Task directions
In the copy, include every entry exactly but none of the images.

Extracted information
──────────────────────────────
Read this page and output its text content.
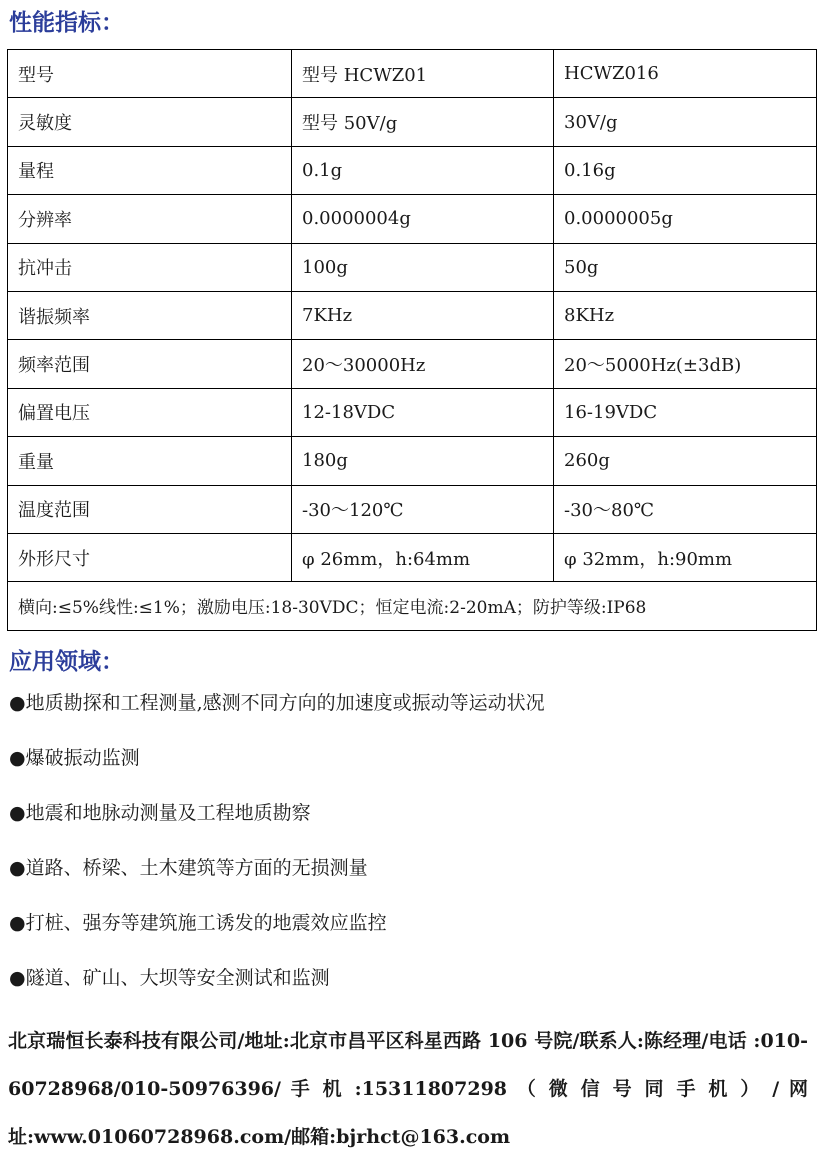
性能指标：
型号	型号 HCWZ01	HCWZ016
灵敏度	型号 50V/g	30V/g
量程	0.1g	0.16g
分辨率	0.0000004g	0.0000005g
抗冲击	100g	50g
谐振频率	7KHz	8KHz
频率范围	20～30000Hz	20～5000Hz(±3dB)
偏置电压	12-18VDC	16-19VDC
重量	180g	260g
温度范围	-30～120℃	-30～80℃
外形尺寸	φ 26mm，h:64mm	φ 32mm，h:90mm
横向:≤5%线性:≤1%；激励电压:18-30VDC；恒定电流:2-20mA；防护等级:IP68		
应用领域：
●地质勘探和工程测量,感测不同方向的加速度或振动等运动状况
●爆破振动监测
●地震和地脉动测量及工程地质勘察
●道路、桥梁、土木建筑等方面的无损测量
●打桩、强夯等建筑施工诱发的地震效应监控
●隧道、矿山、大坝等安全测试和监测
北京瑞恒长泰科技有限公司/地址:北京市昌平区科星西路 106 号院/联系人:陈经理/电话 :010-60728968/010-50976396/ 手 机 :15311807298 （ 微 信 号 同 手 机 ） / 网址:www.01060728968.com/邮箱:bjrhct@163.com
──────────────────────────────
The response
Read this page and output its text content.
性能指标：
型号	型号 HCWZ01	HCWZ016
灵敏度	型号 50V/g	30V/g
量程	0.1g	0.16g
分辨率	0.0000004g	0.0000005g
抗冲击	100g	50g
谐振频率	7KHz	8KHz
频率范围	20～30000Hz	20～5000Hz(±3dB)
偏置电压	12-18VDC	16-19VDC
重量	180g	260g
温度范围	-30～120℃	-30～80℃
外形尺寸	φ 26mm，h:64mm	φ 32mm，h:90mm
横向:≤5%线性:≤1%；激励电压:18-30VDC；恒定电流:2-20mA；防护等级:IP68		
应用领域：
●地质勘探和工程测量,感测不同方向的加速度或振动等运动状况
●爆破振动监测
●地震和地脉动测量及工程地质勘察
●道路、桥梁、土木建筑等方面的无损测量
●打桩、强夯等建筑施工诱发的地震效应监控
●隧道、矿山、大坝等安全测试和监测
北京瑞恒长泰科技有限公司/地址:北京市昌平区科星西路 106 号院/联系人:陈经理/电话 :010-60728968/010-50976396/ 手 机 :15311807298 （ 微 信 号 同 手 机 ） / 网址:www.01060728968.com/邮箱:bjrhct@163.com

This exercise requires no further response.